# START OF Supplied records

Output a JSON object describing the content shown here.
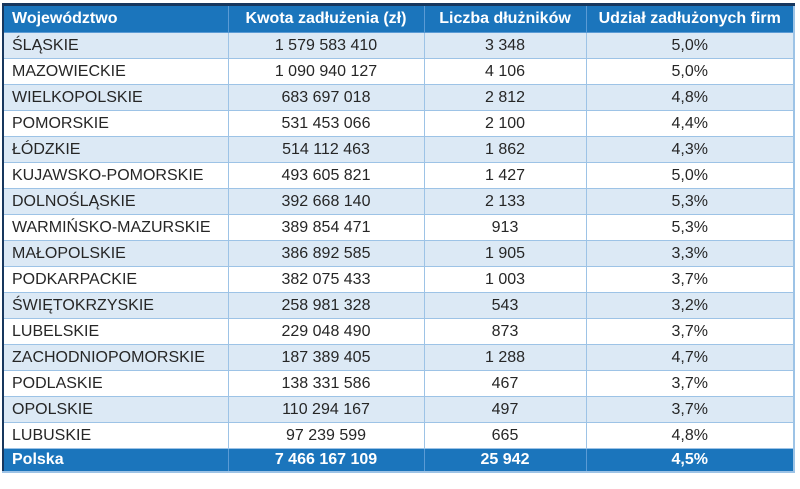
{
  "colors": {
    "header_bg": "#1B75BC",
    "total_row_bg": "#1B75BC",
    "banded_row_bg": "#DCE9F5",
    "plain_row_bg": "#FFFFFF",
    "gridline": "#9DC3E6",
    "outer_border": "#17375E",
    "header_text": "#FFFFFF",
    "body_text": "#262626"
  },
  "table": {
    "columns": [
      "Województwo",
      "Kwota zadłużenia (zł)",
      "Liczba dłużników",
      "Udział zadłużonych firm"
    ],
    "rows": [
      {
        "region": "ŚLĄSKIE",
        "debt": "1 579 583 410",
        "debtors": "3 348",
        "share": "5,0%"
      },
      {
        "region": "MAZOWIECKIE",
        "debt": "1 090 940 127",
        "debtors": "4 106",
        "share": "5,0%"
      },
      {
        "region": "WIELKOPOLSKIE",
        "debt": "683 697 018",
        "debtors": "2 812",
        "share": "4,8%"
      },
      {
        "region": "POMORSKIE",
        "debt": "531 453 066",
        "debtors": "2 100",
        "share": "4,4%"
      },
      {
        "region": "ŁÓDZKIE",
        "debt": "514 112 463",
        "debtors": "1 862",
        "share": "4,3%"
      },
      {
        "region": "KUJAWSKO-POMORSKIE",
        "debt": "493 605 821",
        "debtors": "1 427",
        "share": "5,0%"
      },
      {
        "region": "DOLNOŚLĄSKIE",
        "debt": "392 668 140",
        "debtors": "2 133",
        "share": "5,3%"
      },
      {
        "region": "WARMIŃSKO-MAZURSKIE",
        "debt": "389 854 471",
        "debtors": "913",
        "share": "5,3%"
      },
      {
        "region": "MAŁOPOLSKIE",
        "debt": "386 892 585",
        "debtors": "1 905",
        "share": "3,3%"
      },
      {
        "region": "PODKARPACKIE",
        "debt": "382 075 433",
        "debtors": "1 003",
        "share": "3,7%"
      },
      {
        "region": "ŚWIĘTOKRZYSKIE",
        "debt": "258 981 328",
        "debtors": "543",
        "share": "3,2%"
      },
      {
        "region": "LUBELSKIE",
        "debt": "229 048 490",
        "debtors": "873",
        "share": "3,7%"
      },
      {
        "region": "ZACHODNIOPOMORSKIE",
        "debt": "187 389 405",
        "debtors": "1 288",
        "share": "4,7%"
      },
      {
        "region": "PODLASKIE",
        "debt": "138 331 586",
        "debtors": "467",
        "share": "3,7%"
      },
      {
        "region": "OPOLSKIE",
        "debt": "110 294 167",
        "debtors": "497",
        "share": "3,7%"
      },
      {
        "region": "LUBUSKIE",
        "debt": "97 239 599",
        "debtors": "665",
        "share": "4,8%"
      }
    ],
    "total": {
      "region": "Polska",
      "debt": "7 466 167 109",
      "debtors": "25 942",
      "share": "4,5%"
    }
  },
  "chart_data": {
    "type": "table",
    "columns": [
      "Województwo",
      "Kwota zadłużenia (zł)",
      "Liczba dłużników",
      "Udział zadłużonych firm"
    ],
    "rows": [
      [
        "ŚLĄSKIE",
        1579583410,
        3348,
        "5,0%"
      ],
      [
        "MAZOWIECKIE",
        1090940127,
        4106,
        "5,0%"
      ],
      [
        "WIELKOPOLSKIE",
        683697018,
        2812,
        "4,8%"
      ],
      [
        "POMORSKIE",
        531453066,
        2100,
        "4,4%"
      ],
      [
        "ŁÓDZKIE",
        514112463,
        1862,
        "4,3%"
      ],
      [
        "KUJAWSKO-POMORSKIE",
        493605821,
        1427,
        "5,0%"
      ],
      [
        "DOLNOŚLĄSKIE",
        392668140,
        2133,
        "5,3%"
      ],
      [
        "WARMIŃSKO-MAZURSKIE",
        389854471,
        913,
        "5,3%"
      ],
      [
        "MAŁOPOLSKIE",
        386892585,
        1905,
        "3,3%"
      ],
      [
        "PODKARPACKIE",
        382075433,
        1003,
        "3,7%"
      ],
      [
        "ŚWIĘTOKRZYSKIE",
        258981328,
        543,
        "3,2%"
      ],
      [
        "LUBELSKIE",
        229048490,
        873,
        "3,7%"
      ],
      [
        "ZACHODNIOPOMORSKIE",
        187389405,
        1288,
        "4,7%"
      ],
      [
        "PODLASKIE",
        138331586,
        467,
        "3,7%"
      ],
      [
        "OPOLSKIE",
        110294167,
        497,
        "3,7%"
      ],
      [
        "LUBUSKIE",
        97239599,
        665,
        "4,8%"
      ]
    ],
    "total_row": [
      "Polska",
      7466167109,
      25942,
      "4,5%"
    ]
  }
}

# END OF Supplied records

## Written problem
Filter the data for the string "MAZURSKIE" and copy every line that has it.

## Exercise result
        "region": "WARMIŃSKO-MAZURSKIE",
        "WARMIŃSKO-MAZURSKIE",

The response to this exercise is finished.